*Exercise objective*
Write out each entry again. Keep every word exactly as it is.

*Stored data*

★ ★ ★ ★ ★ ★ ★

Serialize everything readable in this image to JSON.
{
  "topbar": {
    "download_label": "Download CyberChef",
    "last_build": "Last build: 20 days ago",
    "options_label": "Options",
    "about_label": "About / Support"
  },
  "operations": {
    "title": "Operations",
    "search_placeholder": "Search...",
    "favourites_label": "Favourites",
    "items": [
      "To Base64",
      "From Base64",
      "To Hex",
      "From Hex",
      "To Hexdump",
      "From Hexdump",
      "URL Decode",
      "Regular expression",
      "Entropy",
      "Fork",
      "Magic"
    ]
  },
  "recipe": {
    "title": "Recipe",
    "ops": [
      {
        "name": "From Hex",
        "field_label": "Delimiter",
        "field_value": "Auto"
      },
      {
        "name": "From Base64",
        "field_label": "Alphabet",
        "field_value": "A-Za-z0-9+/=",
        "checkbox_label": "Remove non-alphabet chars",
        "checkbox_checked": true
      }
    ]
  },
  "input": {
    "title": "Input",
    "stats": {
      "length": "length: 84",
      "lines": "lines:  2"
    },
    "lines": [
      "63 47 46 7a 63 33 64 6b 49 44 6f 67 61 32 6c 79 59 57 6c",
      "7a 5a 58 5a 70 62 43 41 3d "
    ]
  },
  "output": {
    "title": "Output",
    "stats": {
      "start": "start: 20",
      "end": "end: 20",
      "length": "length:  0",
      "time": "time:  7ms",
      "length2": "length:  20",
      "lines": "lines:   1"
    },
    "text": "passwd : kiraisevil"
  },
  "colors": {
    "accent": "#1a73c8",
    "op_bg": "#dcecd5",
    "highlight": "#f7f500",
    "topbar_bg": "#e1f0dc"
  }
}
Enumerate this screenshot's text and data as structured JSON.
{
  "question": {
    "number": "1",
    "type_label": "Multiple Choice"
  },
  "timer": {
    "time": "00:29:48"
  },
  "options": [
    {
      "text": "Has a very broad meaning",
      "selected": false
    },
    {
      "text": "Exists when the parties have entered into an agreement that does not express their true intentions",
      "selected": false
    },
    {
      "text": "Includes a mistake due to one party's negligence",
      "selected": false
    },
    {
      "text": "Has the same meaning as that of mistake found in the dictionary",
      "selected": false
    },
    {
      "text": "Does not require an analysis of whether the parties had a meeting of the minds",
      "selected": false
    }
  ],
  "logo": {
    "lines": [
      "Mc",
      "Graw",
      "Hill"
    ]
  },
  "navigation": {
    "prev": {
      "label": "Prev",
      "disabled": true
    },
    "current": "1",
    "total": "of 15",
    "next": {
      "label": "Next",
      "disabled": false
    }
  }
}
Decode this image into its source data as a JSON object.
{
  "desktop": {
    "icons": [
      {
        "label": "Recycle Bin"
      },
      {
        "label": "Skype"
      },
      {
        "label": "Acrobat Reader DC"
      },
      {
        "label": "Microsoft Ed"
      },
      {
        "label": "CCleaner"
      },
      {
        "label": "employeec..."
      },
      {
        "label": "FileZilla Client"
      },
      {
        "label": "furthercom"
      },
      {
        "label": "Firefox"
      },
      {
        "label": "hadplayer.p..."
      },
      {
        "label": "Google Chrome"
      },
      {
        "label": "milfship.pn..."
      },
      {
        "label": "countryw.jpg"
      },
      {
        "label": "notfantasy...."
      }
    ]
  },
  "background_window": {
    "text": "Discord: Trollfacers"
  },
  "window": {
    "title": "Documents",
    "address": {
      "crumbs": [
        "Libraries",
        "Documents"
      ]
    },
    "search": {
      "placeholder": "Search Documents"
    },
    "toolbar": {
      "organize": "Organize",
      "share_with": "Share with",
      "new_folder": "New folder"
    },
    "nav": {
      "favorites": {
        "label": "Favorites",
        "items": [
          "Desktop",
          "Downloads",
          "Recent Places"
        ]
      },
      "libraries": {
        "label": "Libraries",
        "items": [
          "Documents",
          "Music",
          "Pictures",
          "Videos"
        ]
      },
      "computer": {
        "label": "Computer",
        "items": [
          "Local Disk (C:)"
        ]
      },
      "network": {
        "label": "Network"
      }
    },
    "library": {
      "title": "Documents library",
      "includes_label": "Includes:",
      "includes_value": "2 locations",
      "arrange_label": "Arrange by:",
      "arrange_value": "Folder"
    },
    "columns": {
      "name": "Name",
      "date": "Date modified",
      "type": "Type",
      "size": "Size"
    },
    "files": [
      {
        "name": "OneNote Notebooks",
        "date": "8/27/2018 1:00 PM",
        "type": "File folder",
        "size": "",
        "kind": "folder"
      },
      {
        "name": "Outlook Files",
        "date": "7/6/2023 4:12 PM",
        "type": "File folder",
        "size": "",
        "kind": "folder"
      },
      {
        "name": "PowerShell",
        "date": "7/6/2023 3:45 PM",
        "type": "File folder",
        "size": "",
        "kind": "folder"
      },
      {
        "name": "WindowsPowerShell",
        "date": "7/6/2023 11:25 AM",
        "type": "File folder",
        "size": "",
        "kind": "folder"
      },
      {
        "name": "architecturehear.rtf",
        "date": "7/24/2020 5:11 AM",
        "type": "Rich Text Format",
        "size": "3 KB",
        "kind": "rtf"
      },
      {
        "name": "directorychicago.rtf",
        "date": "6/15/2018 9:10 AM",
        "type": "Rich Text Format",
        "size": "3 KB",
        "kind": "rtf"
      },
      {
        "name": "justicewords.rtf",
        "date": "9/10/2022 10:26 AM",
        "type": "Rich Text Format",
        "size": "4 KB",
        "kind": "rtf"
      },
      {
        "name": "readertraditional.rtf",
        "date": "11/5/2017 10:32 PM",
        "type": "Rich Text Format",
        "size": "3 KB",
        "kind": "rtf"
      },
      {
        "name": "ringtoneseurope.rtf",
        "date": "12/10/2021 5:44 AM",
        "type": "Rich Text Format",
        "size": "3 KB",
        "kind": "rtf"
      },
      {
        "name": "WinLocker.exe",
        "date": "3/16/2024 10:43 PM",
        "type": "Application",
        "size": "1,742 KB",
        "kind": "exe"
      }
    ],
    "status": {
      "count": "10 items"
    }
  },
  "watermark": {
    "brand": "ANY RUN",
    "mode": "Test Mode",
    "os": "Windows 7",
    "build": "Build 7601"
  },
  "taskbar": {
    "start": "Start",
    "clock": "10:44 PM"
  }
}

★ ★ ★ ★ ★ ★ ★

*Answer to this exercise*
Serialize everything readable in this image to JSON.
{
  "topbar": {
    "download_label": "Download CyberChef",
    "last_build": "Last build: 20 days ago",
    "options_label": "Options",
    "about_label": "About / Support"
  },
  "operations": {
    "title": "Operations",
    "search_placeholder": "Search...",
    "favourites_label": "Favourites",
    "items": [
      "To Base64",
      "From Base64",
      "To Hex",
      "From Hex",
      "To Hexdump",
      "From Hexdump",
      "URL Decode",
      "Regular expression",
      "Entropy",
      "Fork",
      "Magic"
    ]
  },
  "recipe": {
    "title": "Recipe",
    "ops": [
      {
        "name": "From Hex",
        "field_label": "Delimiter",
        "field_value": "Auto"
      },
      {
        "name": "From Base64",
        "field_label": "Alphabet",
        "field_value": "A-Za-z0-9+/=",
        "checkbox_label": "Remove non-alphabet chars",
        "checkbox_checked": true
      }
    ]
  },
  "input": {
    "title": "Input",
    "stats": {
      "length": "length: 84",
      "lines": "lines:  2"
    },
    "lines": [
      "63 47 46 7a 63 33 64 6b 49 44 6f 67 61 32 6c 79 59 57 6c",
      "7a 5a 58 5a 70 62 43 41 3d "
    ]
  },
  "output": {
    "title": "Output",
    "stats": {
      "start": "start: 20",
      "end": "end: 20",
      "length": "length:  0",
      "time": "time:  7ms",
      "length2": "length:  20",
      "lines": "lines:   1"
    },
    "text": "passwd : kiraisevil"
  },
  "colors": {
    "accent": "#1a73c8",
    "op_bg": "#dcecd5",
    "highlight": "#f7f500",
    "topbar_bg": "#e1f0dc"
  }
}
Enumerate this screenshot's text and data as structured JSON.
{
  "question": {
    "number": "1",
    "type_label": "Multiple Choice"
  },
  "timer": {
    "time": "00:29:48"
  },
  "options": [
    {
      "text": "Has a very broad meaning",
      "selected": false
    },
    {
      "text": "Exists when the parties have entered into an agreement that does not express their true intentions",
      "selected": false
    },
    {
      "text": "Includes a mistake due to one party's negligence",
      "selected": false
    },
    {
      "text": "Has the same meaning as that of mistake found in the dictionary",
      "selected": false
    },
    {
      "text": "Does not require an analysis of whether the parties had a meeting of the minds",
      "selected": false
    }
  ],
  "logo": {
    "lines": [
      "Mc",
      "Graw",
      "Hill"
    ]
  },
  "navigation": {
    "prev": {
      "label": "Prev",
      "disabled": true
    },
    "current": "1",
    "total": "of 15",
    "next": {
      "label": "Next",
      "disabled": false
    }
  }
}
Decode this image into its source data as a JSON object.
{
  "desktop": {
    "icons": [
      {
        "label": "Recycle Bin"
      },
      {
        "label": "Skype"
      },
      {
        "label": "Acrobat Reader DC"
      },
      {
        "label": "Microsoft Ed"
      },
      {
        "label": "CCleaner"
      },
      {
        "label": "employeec..."
      },
      {
        "label": "FileZilla Client"
      },
      {
        "label": "furthercom"
      },
      {
        "label": "Firefox"
      },
      {
        "label": "hadplayer.p..."
      },
      {
        "label": "Google Chrome"
      },
      {
        "label": "milfship.pn..."
      },
      {
        "label": "countryw.jpg"
      },
      {
        "label": "notfantasy...."
      }
    ]
  },
  "background_window": {
    "text": "Discord: Trollfacers"
  },
  "window": {
    "title": "Documents",
    "address": {
      "crumbs": [
        "Libraries",
        "Documents"
      ]
    },
    "search": {
      "placeholder": "Search Documents"
    },
    "toolbar": {
      "organize": "Organize",
      "share_with": "Share with",
      "new_folder": "New folder"
    },
    "nav": {
      "favorites": {
        "label": "Favorites",
        "items": [
          "Desktop",
          "Downloads",
          "Recent Places"
        ]
      },
      "libraries": {
        "label": "Libraries",
        "items": [
          "Documents",
          "Music",
          "Pictures",
          "Videos"
        ]
      },
      "computer": {
        "label": "Computer",
        "items": [
          "Local Disk (C:)"
        ]
      },
      "network": {
        "label": "Network"
      }
    },
    "library": {
      "title": "Documents library",
      "includes_label": "Includes:",
      "includes_value": "2 locations",
      "arrange_label": "Arrange by:",
      "arrange_value": "Folder"
    },
    "columns": {
      "name": "Name",
      "date": "Date modified",
      "type": "Type",
      "size": "Size"
    },
    "files": [
      {
        "name": "OneNote Notebooks",
        "date": "8/27/2018 1:00 PM",
        "type": "File folder",
        "size": "",
        "kind": "folder"
      },
      {
        "name": "Outlook Files",
        "date": "7/6/2023 4:12 PM",
        "type": "File folder",
        "size": "",
        "kind": "folder"
      },
      {
        "name": "PowerShell",
        "date": "7/6/2023 3:45 PM",
        "type": "File folder",
        "size": "",
        "kind": "folder"
      },
      {
        "name": "WindowsPowerShell",
        "date": "7/6/2023 11:25 AM",
        "type": "File folder",
        "size": "",
        "kind": "folder"
      },
      {
        "name": "architecturehear.rtf",
        "date": "7/24/2020 5:11 AM",
        "type": "Rich Text Format",
        "size": "3 KB",
        "kind": "rtf"
      },
      {
        "name": "directorychicago.rtf",
        "date": "6/15/2018 9:10 AM",
        "type": "Rich Text Format",
        "size": "3 KB",
        "kind": "rtf"
      },
      {
        "name": "justicewords.rtf",
        "date": "9/10/2022 10:26 AM",
        "type": "Rich Text Format",
        "size": "4 KB",
        "kind": "rtf"
      },
      {
        "name": "readertraditional.rtf",
        "date": "11/5/2017 10:32 PM",
        "type": "Rich Text Format",
        "size": "3 KB",
        "kind": "rtf"
      },
      {
        "name": "ringtoneseurope.rtf",
        "date": "12/10/2021 5:44 AM",
        "type": "Rich Text Format",
        "size": "3 KB",
        "kind": "rtf"
      },
      {
        "name": "WinLocker.exe",
        "date": "3/16/2024 10:43 PM",
        "type": "Application",
        "size": "1,742 KB",
        "kind": "exe"
      }
    ],
    "status": {
      "count": "10 items"
    }
  },
  "watermark": {
    "brand": "ANY RUN",
    "mode": "Test Mode",
    "os": "Windows 7",
    "build": "Build 7601"
  },
  "taskbar": {
    "start": "Start",
    "clock": "10:44 PM"
  }
}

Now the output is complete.